Your objective: Collect all the lines that mention the word "title".

Task inputs:

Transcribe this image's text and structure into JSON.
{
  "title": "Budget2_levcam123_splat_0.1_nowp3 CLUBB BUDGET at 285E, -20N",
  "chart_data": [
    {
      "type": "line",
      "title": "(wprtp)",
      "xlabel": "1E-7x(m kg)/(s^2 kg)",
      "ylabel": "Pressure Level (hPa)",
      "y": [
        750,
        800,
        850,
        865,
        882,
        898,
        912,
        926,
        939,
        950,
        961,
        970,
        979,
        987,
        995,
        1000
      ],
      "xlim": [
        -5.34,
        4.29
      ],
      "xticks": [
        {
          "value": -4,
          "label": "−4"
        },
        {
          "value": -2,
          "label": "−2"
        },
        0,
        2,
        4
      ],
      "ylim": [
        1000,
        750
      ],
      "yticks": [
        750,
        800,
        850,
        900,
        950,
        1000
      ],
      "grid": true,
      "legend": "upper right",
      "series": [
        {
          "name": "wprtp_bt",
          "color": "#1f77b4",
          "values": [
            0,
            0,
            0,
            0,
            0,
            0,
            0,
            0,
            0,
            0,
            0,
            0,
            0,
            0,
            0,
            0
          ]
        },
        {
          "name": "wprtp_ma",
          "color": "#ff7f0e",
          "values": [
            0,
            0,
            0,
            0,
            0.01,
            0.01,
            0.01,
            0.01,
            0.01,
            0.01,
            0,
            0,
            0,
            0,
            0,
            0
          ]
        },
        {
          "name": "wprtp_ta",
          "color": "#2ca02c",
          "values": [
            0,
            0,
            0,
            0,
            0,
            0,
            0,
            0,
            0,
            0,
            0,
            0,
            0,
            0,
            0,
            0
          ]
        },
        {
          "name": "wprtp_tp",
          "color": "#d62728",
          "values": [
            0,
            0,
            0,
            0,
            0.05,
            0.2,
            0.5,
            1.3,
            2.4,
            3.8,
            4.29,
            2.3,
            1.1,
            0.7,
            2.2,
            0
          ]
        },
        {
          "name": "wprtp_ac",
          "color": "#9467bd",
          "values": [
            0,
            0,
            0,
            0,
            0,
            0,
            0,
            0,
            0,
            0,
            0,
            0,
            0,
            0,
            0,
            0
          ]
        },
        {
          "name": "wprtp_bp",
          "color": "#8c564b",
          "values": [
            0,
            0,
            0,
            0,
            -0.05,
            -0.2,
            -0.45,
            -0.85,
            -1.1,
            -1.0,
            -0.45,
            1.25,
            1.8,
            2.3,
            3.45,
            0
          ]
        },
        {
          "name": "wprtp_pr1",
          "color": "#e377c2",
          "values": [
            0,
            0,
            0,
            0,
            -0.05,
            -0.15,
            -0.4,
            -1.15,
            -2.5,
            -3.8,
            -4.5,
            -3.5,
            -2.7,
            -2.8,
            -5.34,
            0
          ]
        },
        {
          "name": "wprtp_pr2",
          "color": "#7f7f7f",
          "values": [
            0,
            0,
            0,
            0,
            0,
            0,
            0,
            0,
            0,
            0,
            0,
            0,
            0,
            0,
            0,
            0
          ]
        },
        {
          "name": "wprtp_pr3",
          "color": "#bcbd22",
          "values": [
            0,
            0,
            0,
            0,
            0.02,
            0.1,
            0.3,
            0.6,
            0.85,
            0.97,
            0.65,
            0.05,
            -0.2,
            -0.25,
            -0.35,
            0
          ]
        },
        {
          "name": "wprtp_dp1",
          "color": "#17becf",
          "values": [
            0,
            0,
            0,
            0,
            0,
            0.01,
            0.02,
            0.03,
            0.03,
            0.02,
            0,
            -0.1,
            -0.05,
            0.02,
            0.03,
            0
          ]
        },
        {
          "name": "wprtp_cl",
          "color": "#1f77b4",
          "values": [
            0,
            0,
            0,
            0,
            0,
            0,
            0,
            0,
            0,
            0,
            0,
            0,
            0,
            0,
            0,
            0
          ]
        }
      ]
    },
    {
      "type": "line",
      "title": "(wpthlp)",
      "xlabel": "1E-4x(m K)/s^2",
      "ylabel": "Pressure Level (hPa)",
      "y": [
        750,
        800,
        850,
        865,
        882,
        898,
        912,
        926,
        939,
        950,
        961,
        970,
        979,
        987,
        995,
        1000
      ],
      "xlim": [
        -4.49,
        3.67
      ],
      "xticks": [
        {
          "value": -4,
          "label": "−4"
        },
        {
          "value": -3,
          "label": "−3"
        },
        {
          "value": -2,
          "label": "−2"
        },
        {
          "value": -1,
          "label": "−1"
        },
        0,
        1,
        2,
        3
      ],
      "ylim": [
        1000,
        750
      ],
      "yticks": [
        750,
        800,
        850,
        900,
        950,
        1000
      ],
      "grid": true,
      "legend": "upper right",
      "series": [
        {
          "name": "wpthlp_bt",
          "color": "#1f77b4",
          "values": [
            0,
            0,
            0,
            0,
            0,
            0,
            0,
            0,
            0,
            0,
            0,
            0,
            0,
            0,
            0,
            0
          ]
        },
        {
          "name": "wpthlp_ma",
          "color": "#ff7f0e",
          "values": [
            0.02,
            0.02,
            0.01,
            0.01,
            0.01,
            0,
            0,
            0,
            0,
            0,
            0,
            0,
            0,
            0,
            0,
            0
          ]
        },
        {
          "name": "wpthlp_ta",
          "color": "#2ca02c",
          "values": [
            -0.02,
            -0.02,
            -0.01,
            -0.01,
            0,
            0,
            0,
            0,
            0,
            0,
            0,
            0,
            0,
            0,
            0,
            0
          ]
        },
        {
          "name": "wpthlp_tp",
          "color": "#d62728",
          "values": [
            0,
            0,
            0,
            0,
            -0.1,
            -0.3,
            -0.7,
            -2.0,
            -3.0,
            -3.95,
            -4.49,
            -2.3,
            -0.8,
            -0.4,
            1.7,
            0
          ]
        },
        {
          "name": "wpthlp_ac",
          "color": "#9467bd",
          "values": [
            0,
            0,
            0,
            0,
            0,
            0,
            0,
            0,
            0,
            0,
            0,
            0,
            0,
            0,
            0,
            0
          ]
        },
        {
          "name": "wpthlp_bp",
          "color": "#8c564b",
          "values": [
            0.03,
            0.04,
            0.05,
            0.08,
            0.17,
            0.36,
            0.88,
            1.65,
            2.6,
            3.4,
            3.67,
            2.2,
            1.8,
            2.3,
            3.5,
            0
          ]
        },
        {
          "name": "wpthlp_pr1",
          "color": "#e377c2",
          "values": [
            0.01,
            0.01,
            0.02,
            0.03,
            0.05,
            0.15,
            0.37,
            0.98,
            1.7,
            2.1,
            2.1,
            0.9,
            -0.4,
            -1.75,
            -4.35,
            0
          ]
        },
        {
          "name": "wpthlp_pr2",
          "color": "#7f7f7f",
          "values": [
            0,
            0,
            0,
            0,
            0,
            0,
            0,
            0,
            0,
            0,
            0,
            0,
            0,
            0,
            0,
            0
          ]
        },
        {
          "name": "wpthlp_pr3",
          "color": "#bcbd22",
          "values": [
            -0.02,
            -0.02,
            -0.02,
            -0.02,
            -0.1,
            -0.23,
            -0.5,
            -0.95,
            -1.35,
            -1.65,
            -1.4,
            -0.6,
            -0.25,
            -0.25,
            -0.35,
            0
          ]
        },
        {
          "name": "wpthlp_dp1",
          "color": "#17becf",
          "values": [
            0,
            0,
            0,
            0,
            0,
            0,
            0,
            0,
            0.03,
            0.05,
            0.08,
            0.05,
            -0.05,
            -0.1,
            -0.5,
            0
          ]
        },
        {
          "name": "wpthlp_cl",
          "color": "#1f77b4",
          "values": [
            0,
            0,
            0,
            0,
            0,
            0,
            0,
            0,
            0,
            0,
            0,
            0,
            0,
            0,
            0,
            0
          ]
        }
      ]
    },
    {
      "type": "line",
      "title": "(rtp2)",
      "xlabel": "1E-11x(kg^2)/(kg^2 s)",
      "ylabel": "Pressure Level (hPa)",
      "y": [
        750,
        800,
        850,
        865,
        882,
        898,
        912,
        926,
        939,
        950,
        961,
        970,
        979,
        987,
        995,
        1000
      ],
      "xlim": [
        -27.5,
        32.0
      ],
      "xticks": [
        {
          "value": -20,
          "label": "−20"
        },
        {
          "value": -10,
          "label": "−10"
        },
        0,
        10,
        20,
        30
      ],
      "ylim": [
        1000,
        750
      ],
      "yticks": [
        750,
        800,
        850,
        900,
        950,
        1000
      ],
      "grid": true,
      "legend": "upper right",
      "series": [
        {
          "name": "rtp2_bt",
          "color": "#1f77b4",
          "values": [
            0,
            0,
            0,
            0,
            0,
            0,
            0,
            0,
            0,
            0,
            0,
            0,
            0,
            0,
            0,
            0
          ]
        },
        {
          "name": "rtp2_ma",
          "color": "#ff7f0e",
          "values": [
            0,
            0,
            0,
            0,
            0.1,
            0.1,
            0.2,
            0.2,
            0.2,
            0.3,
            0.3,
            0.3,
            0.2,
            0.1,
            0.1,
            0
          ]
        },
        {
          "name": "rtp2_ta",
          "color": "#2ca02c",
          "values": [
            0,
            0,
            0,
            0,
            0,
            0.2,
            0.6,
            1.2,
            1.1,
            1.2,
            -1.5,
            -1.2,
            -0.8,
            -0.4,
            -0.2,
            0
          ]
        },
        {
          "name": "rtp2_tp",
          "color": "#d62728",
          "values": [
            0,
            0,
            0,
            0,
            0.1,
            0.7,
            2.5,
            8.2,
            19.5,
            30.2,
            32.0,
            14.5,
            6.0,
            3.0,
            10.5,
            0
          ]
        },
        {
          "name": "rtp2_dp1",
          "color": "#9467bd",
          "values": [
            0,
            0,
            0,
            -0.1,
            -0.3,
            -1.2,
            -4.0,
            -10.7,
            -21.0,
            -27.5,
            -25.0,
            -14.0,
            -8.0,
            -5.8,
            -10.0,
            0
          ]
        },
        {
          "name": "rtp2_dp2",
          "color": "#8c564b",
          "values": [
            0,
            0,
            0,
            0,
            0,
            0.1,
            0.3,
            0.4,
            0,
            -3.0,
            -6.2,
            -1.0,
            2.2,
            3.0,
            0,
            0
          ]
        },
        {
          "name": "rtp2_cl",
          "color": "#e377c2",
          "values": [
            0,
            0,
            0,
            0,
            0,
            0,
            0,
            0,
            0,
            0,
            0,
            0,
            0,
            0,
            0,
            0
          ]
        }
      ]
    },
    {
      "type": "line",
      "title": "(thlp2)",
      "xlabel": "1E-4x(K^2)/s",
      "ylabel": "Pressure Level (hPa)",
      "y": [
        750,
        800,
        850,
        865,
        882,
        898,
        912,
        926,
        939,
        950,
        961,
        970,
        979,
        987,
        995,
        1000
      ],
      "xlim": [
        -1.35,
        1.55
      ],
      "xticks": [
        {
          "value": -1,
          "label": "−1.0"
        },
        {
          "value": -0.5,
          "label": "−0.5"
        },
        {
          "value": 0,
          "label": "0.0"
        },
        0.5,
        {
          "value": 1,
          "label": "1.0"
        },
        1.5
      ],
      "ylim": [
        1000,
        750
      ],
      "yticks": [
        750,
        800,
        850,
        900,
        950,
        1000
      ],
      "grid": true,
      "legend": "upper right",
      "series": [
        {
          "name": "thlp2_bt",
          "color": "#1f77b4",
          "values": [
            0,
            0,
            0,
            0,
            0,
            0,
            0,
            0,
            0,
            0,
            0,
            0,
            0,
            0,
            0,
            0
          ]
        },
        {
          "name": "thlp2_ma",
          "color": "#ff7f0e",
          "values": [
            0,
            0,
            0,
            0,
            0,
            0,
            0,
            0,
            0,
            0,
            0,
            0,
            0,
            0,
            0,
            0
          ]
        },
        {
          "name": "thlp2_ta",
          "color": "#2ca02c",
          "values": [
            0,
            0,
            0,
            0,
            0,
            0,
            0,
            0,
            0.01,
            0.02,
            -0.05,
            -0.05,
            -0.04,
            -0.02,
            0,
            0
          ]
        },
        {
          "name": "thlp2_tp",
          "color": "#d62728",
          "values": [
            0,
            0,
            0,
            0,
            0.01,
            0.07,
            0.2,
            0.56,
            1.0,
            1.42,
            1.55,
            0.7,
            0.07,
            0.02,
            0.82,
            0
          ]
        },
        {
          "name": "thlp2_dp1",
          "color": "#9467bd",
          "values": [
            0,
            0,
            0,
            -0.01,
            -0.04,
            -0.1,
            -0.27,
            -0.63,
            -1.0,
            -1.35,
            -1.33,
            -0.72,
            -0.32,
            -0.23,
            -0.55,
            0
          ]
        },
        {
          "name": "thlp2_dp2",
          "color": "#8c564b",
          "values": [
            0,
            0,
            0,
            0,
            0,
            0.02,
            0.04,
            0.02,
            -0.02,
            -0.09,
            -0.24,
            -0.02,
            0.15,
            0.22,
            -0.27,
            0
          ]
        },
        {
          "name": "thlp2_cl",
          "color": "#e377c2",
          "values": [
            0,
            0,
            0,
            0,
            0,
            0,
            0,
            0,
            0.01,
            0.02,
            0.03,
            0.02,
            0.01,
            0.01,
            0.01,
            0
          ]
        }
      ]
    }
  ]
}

Answer:
  "title": "Budget2_levcam123_splat_0.1_nowp3 CLUBB BUDGET at 285E, -20N",
      "title": "(wprtp)",
      "title": "(wpthlp)",
      "title": "(rtp2)",
      "title": "(thlp2)",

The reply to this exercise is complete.